(PROVIDED MATERIAL)
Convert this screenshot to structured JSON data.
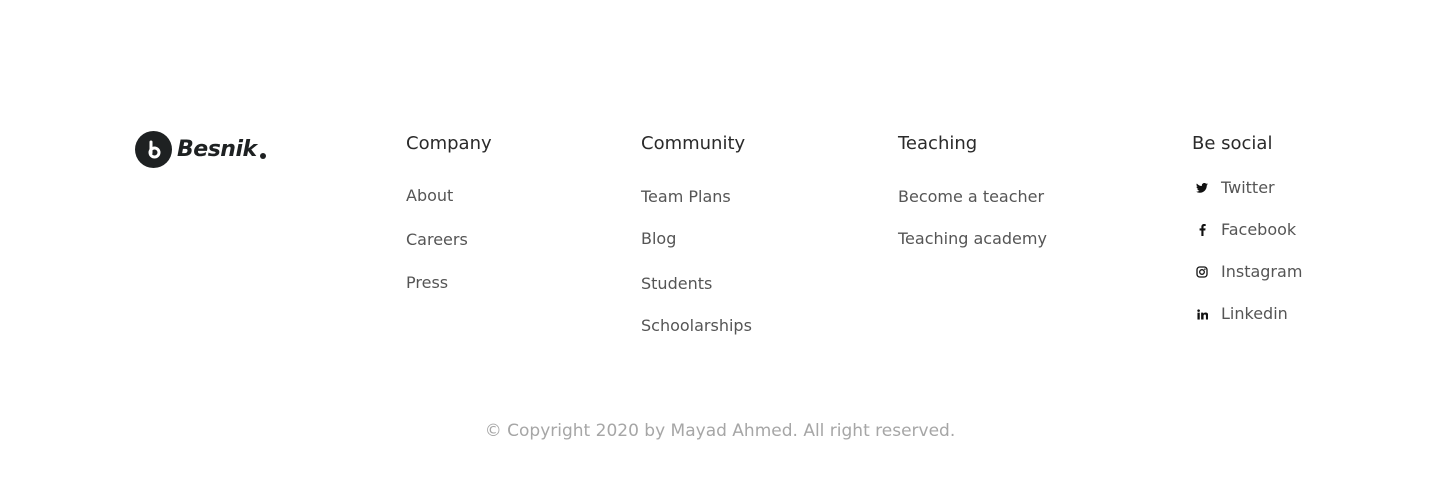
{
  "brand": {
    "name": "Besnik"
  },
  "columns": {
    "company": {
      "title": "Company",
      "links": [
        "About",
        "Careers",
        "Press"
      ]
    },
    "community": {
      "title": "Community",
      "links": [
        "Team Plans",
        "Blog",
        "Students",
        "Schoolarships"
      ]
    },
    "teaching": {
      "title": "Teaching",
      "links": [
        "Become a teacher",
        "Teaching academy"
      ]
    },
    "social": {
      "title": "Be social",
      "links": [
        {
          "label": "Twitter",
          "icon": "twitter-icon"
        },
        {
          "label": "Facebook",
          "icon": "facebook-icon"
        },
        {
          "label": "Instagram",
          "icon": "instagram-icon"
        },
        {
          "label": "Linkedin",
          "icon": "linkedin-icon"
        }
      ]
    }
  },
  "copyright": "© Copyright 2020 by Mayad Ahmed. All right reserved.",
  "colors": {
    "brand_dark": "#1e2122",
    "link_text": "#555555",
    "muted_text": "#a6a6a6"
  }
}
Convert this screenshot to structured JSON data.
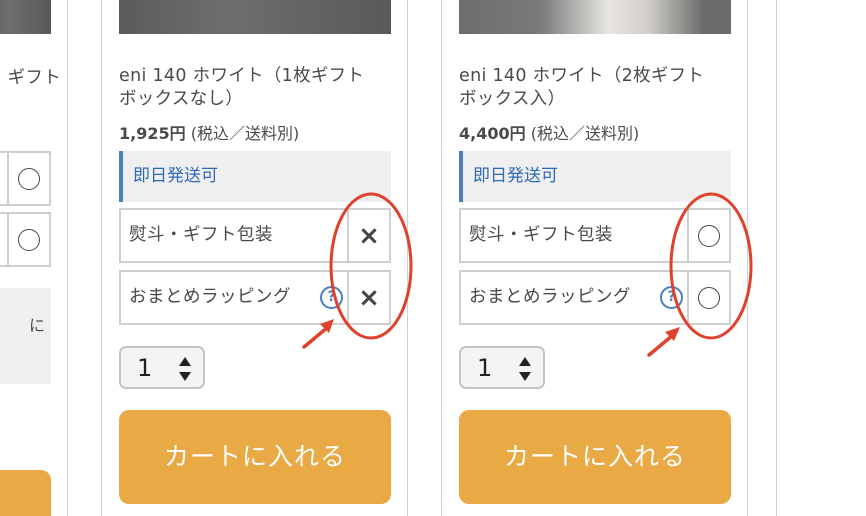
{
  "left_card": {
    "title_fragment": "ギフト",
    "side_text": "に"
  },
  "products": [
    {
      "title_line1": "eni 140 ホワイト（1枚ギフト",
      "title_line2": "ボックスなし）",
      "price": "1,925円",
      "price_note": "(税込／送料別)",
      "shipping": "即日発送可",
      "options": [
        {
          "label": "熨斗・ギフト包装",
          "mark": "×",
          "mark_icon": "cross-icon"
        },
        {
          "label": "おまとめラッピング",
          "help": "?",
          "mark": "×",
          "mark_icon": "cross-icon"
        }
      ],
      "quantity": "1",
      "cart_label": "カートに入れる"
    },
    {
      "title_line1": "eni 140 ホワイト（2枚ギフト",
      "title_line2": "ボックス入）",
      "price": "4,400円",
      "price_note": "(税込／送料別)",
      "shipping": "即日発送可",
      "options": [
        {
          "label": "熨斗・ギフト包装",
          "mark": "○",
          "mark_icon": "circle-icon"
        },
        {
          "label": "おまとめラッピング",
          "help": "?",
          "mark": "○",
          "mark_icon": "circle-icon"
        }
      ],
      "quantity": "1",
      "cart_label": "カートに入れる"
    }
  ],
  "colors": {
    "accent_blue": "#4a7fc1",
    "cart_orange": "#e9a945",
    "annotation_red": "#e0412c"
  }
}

(EXERCISE INSTRUCTIONS)
Lines holding the word "ホワイト" in the entries above are the ones to pull out. Copy them all.

(EXERCISE RESULT)
      "title_line1": "eni 140 ホワイト（1枚ギフト",
      "title_line1": "eni 140 ホワイト（2枚ギフト",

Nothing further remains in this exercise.